▶ **DOCUMENT EXCERPT**
—————
It’s a good smart watch

I’m a big fan of the Apple Watch and its health metrics1. It’s a great platform for health and activity tracking, and is just generally a great device. The SE devices are a wonderful value if you’re okay with the a mediocre, yet workable, battery life.

That is actually my single real complaint about the devices: competing devices are offering sometimes weeks of usage with a similar feature set, yet Apple keeps boasting about making it lighter or with a slightly bigger screen, barely improving on the 18 hour battery life. It would be awesome if one could go away for the weekend or even the week without worrying about the special needs of charging your watch. And of course, for children it’s one of those annoyance/benefit things where often they’ll have a dead device.

Yes, you can charge it while showering and during other activities and make its limitation work with minimal fuss. It still would be better if you didn’t have to.

And my suspicion is that Apple keeps such a marginal battery in the device to ensure that as the battery fades you upgrade purely to get back to a workable battery life. If the device started with a two week battery life, few would be motivated to upgrade when a couple of years in its down to a week of battery life. Seeing your 18 hours drop to 9 hours, on the other hand, is a very different story.

Regardless, one measure I’ve paid attention to is VO2Maxpdf, using it as a general measure of overall health. Using my Polar H10 and its VO2Max feature I get very different numbers (much better numbers, for what it’s worth), but I generally only use the H10 occasionally so it’d be nice if the Watch proved useful on this measure, at least in relation to seeing trends.

But don’t read too much into the VO2Max Measures

I’ve become suspicious of the value of the VO2Max measure, however, at least in regards to movements in one direction or the other.

I’ve had activities where my heart rate has stayed relatively low and consistent, and yet my VO2Max inexplicably drops. Others where I’m a bit under the weather and my heart rate is higher than normal, yet my VO2Max improves. I’ve had walks where I’m carrying 40lbs of groceries2, expecting a big VO2Max penalty — the watch has no idea of the burden I’m carrying, but suddenly my body is working harder for seemingly the same effort — yet it rises still again.

This matters to me because there is the implication that the calculations are seeing something deeper. So when my VO2Max drops, it makes me concerned. It makes me wonder if there is some underlying health condition that the Apple Watch picked up on early.

This led to me exporting the heart rate data from a set of activities to trying to find any correlation with the movements of the VO2Max measures. I found no correlation, and it seemed almost random. Like in broad strokes my overall fitness level justifies the broad band within which my VO2Max sits, but the number is rising and dropping by up to 20% seemingly based upon essentially nothing.

Over the spring and early summer I was doing a significant number of activities where the Watch was reporting it. Every day there would be at least two sessions.

My VO2Max kept improving, jumping almost 20% over a month or two. These were pretty low effort sessions so I was a bit surprised that they seemed to have such an outsized health benefit.
—————
▶ **SHORT EXERCISE A**
Retype the stretch of the Apple Watch post from "But don’t read" through "or the other.", keeping every word and mark unchanged.

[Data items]
—————
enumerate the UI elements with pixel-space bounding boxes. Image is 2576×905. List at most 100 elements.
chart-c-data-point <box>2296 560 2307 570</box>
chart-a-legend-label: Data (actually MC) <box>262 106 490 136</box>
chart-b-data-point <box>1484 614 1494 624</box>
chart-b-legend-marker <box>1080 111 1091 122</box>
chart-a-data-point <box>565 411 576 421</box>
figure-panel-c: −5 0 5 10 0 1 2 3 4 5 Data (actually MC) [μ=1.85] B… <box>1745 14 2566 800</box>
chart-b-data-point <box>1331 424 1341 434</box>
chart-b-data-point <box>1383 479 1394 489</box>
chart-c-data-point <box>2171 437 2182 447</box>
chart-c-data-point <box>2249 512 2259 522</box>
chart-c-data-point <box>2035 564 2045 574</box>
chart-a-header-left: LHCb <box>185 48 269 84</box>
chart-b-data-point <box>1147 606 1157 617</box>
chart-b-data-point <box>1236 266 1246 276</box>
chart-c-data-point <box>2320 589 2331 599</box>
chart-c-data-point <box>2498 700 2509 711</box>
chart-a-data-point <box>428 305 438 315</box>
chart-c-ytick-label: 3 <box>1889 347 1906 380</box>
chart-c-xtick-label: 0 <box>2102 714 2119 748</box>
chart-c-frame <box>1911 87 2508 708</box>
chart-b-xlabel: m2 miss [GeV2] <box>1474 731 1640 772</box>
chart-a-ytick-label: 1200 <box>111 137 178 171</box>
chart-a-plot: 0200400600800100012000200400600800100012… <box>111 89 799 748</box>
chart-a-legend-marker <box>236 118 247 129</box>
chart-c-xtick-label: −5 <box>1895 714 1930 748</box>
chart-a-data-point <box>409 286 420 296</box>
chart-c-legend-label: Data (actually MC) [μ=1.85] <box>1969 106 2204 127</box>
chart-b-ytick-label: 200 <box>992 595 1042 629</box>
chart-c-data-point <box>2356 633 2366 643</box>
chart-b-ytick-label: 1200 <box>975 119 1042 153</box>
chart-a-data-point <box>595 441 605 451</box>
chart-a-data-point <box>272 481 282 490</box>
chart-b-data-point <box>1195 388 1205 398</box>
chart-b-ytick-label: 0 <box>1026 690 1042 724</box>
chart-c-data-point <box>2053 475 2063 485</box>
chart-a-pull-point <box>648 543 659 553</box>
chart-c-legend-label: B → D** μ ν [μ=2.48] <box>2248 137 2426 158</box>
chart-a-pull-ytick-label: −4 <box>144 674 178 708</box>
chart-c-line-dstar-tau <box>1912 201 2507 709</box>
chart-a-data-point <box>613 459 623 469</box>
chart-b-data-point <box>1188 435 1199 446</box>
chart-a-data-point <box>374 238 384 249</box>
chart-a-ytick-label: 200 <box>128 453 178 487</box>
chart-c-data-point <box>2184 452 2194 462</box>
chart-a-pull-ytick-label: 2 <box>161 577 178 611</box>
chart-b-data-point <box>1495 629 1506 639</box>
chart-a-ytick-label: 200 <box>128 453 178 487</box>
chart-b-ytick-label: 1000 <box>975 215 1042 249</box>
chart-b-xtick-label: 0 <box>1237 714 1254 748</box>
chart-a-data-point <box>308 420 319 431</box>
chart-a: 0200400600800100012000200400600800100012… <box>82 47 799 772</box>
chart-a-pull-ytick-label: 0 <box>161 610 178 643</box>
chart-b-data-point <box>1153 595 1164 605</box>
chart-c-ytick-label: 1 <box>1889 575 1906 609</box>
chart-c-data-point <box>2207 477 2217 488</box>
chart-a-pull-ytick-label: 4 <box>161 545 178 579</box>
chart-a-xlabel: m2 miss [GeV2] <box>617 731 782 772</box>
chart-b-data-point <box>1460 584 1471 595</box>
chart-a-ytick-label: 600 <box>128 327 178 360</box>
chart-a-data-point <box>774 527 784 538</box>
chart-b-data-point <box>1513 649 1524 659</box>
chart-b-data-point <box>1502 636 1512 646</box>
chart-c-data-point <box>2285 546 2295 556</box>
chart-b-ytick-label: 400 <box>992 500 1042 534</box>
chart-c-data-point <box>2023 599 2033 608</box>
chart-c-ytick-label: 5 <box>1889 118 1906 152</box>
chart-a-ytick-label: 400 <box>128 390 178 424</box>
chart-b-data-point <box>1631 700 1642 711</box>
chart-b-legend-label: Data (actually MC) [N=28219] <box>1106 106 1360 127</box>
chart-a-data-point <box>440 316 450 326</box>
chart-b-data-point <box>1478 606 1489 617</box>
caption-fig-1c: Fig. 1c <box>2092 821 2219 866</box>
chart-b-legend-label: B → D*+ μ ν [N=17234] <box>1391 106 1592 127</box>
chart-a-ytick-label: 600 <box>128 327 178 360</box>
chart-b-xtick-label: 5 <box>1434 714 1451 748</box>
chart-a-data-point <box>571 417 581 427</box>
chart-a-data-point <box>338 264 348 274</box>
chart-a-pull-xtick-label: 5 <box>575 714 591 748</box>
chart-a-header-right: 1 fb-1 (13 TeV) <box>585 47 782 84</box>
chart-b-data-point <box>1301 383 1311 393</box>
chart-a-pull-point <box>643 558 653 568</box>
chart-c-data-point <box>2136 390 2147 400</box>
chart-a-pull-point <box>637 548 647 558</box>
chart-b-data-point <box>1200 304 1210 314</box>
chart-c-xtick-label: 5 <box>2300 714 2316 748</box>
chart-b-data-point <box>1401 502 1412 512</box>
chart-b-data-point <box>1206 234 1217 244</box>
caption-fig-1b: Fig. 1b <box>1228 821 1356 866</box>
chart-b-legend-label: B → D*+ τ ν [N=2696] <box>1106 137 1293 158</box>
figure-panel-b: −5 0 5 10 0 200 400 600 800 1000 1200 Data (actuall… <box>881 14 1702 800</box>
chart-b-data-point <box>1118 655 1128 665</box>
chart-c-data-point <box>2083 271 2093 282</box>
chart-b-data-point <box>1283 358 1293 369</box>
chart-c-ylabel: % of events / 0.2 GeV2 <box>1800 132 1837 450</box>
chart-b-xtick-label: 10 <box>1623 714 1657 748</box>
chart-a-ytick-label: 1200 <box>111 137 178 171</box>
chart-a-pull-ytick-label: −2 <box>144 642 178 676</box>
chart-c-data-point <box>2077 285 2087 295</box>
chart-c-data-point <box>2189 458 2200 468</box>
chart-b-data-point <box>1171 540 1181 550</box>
—————
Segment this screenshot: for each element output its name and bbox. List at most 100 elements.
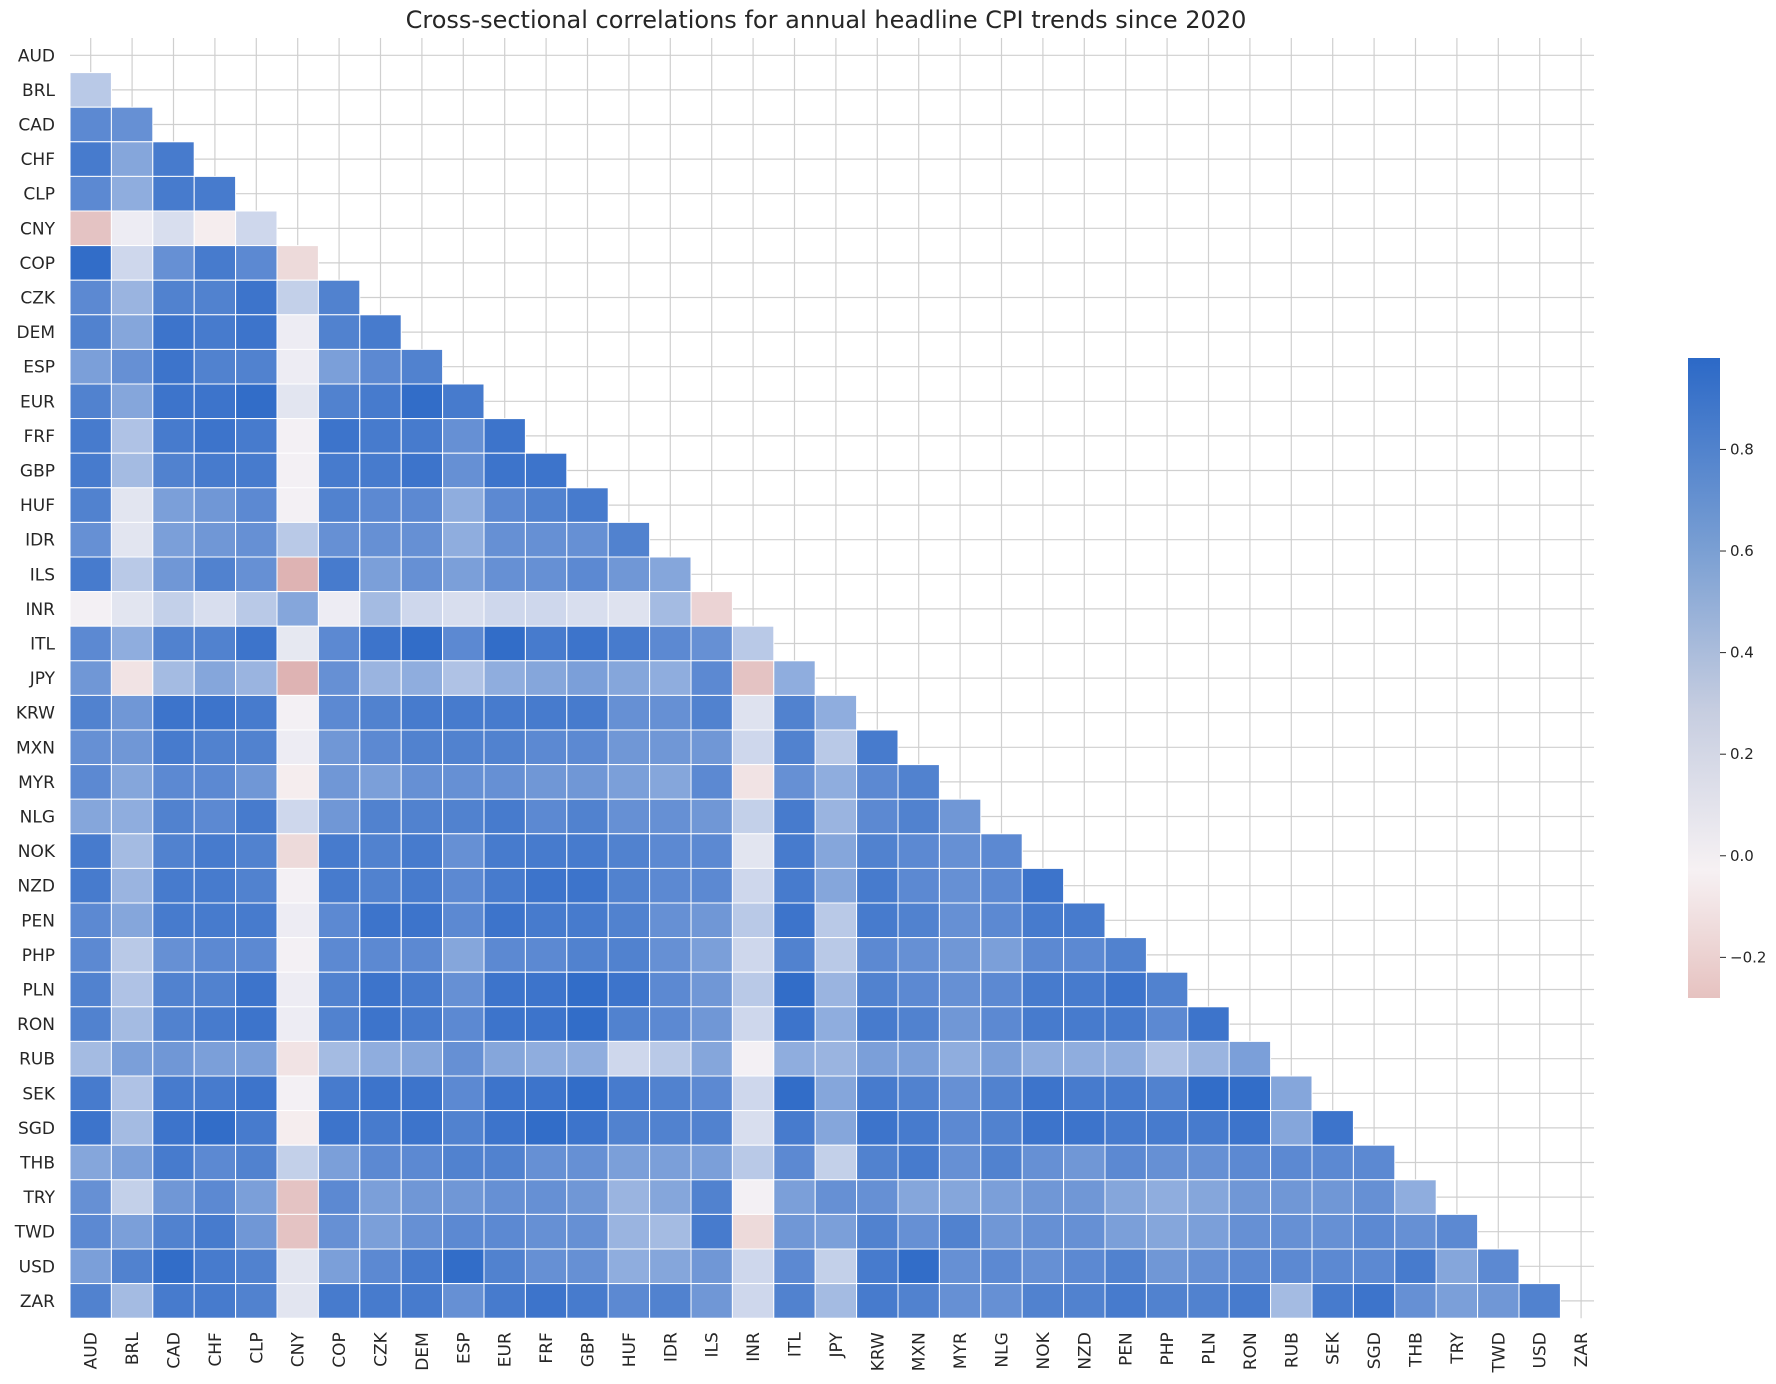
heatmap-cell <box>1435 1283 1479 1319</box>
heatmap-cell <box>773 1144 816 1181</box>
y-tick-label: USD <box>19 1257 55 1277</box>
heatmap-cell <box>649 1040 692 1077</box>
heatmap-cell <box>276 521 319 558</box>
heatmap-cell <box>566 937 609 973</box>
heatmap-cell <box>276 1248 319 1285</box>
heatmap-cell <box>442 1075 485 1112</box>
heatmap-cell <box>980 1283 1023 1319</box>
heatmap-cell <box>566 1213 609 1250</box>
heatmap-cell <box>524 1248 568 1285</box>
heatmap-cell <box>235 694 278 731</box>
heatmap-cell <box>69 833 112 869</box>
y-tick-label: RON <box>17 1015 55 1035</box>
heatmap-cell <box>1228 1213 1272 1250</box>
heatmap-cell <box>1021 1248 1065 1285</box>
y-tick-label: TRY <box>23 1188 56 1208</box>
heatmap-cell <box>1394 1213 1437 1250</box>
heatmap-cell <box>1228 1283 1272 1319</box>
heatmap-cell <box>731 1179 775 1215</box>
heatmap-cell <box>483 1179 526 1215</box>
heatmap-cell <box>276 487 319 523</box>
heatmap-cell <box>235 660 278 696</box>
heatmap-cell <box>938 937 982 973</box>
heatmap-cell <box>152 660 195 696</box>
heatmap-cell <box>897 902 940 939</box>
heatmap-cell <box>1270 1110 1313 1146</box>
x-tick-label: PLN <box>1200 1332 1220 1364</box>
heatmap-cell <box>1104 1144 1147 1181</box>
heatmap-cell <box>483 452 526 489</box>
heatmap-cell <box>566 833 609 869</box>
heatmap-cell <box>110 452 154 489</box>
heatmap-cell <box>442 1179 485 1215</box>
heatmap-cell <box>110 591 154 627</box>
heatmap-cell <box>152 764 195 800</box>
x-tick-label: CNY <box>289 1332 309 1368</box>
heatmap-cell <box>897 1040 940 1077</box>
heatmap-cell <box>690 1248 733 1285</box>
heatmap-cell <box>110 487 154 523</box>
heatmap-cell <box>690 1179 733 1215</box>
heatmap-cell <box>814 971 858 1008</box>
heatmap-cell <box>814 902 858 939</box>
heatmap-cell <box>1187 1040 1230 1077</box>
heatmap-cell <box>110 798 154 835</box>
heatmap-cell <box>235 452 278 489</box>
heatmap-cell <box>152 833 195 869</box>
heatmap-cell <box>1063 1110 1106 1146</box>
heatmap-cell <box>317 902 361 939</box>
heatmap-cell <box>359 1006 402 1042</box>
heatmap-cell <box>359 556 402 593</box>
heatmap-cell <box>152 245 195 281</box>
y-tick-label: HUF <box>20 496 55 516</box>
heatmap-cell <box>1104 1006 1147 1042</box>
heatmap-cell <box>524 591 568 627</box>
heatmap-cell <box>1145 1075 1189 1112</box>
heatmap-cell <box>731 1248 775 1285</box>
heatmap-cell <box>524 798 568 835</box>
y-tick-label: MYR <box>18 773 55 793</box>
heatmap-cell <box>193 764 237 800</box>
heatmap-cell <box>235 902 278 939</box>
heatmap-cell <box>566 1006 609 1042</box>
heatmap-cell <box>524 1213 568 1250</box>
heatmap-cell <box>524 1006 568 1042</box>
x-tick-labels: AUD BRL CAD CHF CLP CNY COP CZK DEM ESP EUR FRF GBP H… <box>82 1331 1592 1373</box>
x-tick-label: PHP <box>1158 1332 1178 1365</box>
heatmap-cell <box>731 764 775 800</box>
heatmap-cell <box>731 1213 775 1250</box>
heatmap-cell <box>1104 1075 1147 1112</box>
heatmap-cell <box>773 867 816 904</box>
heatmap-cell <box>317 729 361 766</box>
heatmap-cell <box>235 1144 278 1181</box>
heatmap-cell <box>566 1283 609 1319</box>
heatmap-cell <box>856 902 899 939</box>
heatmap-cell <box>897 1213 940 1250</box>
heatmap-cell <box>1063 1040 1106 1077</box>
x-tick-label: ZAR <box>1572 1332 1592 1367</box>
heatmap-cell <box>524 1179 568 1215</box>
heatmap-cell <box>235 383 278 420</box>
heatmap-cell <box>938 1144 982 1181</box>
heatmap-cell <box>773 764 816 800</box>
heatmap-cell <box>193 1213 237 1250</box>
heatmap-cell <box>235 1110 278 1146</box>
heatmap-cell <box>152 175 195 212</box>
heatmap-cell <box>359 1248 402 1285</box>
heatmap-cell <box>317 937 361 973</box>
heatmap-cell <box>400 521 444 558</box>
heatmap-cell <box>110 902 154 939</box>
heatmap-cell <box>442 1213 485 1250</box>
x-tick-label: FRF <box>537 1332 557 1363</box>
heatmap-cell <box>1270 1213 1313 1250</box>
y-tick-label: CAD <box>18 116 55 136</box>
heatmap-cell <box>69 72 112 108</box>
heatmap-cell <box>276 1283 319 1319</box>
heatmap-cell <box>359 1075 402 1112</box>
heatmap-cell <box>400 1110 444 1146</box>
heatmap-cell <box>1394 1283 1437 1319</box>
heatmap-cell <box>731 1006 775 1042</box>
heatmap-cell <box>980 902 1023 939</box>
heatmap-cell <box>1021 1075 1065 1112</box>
—————
▶ **SHORT EXERCISE B**
Lay out the stretch of the records from the line that contains "heatmap-cell <box>1435 1283 1479 1319</box>" through the line that contains "heatmap-cell <box>897 902 940 939</box>" as a numbered list, leaving out blank lines.

▶ **WRITTEN RESPONSE A**
But don’t read too much into the VO2Max Measures

I’ve become suspicious of the value of the VO2Max measure, however, at least in regards to movements in one direction or the other.

▶ **WRITTEN RESPONSE B**
1. heatmap-cell <box>1435 1283 1479 1319</box>
2. heatmap-cell <box>773 1144 816 1181</box>
3. y-tick-label: USD <box>19 1257 55 1277</box>
4. heatmap-cell <box>649 1040 692 1077</box>
5. heatmap-cell <box>276 521 319 558</box>
6. heatmap-cell <box>566 937 609 973</box>
7. heatmap-cell <box>276 1248 319 1285</box>
8. heatmap-cell <box>442 1075 485 1112</box>
9. heatmap-cell <box>980 1283 1023 1319</box>
10. heatmap-cell <box>566 1213 609 1250</box>
11. heatmap-cell <box>524 1248 568 1285</box>
12. heatmap-cell <box>235 694 278 731</box>
13. heatmap-cell <box>69 833 112 869</box>
14. y-tick-label: RON <box>17 1015 55 1035</box>
15. heatmap-cell <box>1228 1213 1272 1250</box>
16. heatmap-cell <box>1021 1248 1065 1285</box>
17. y-tick-label: TRY <box>23 1188 56 1208</box>
18. heatmap-cell <box>1394 1213 1437 1250</box>
19. heatmap-cell <box>1228 1283 1272 1319</box>
20. heatmap-cell <box>731 1179 775 1215</box>
21. heatmap-cell <box>483 1179 526 1215</box>
22. heatmap-cell <box>276 487 319 523</box>
23. heatmap-cell <box>235 660 278 696</box>
24. heatmap-cell <box>938 937 982 973</box>
25. heatmap-cell <box>152 660 195 696</box>
26. heatmap-cell <box>897 902 940 939</box>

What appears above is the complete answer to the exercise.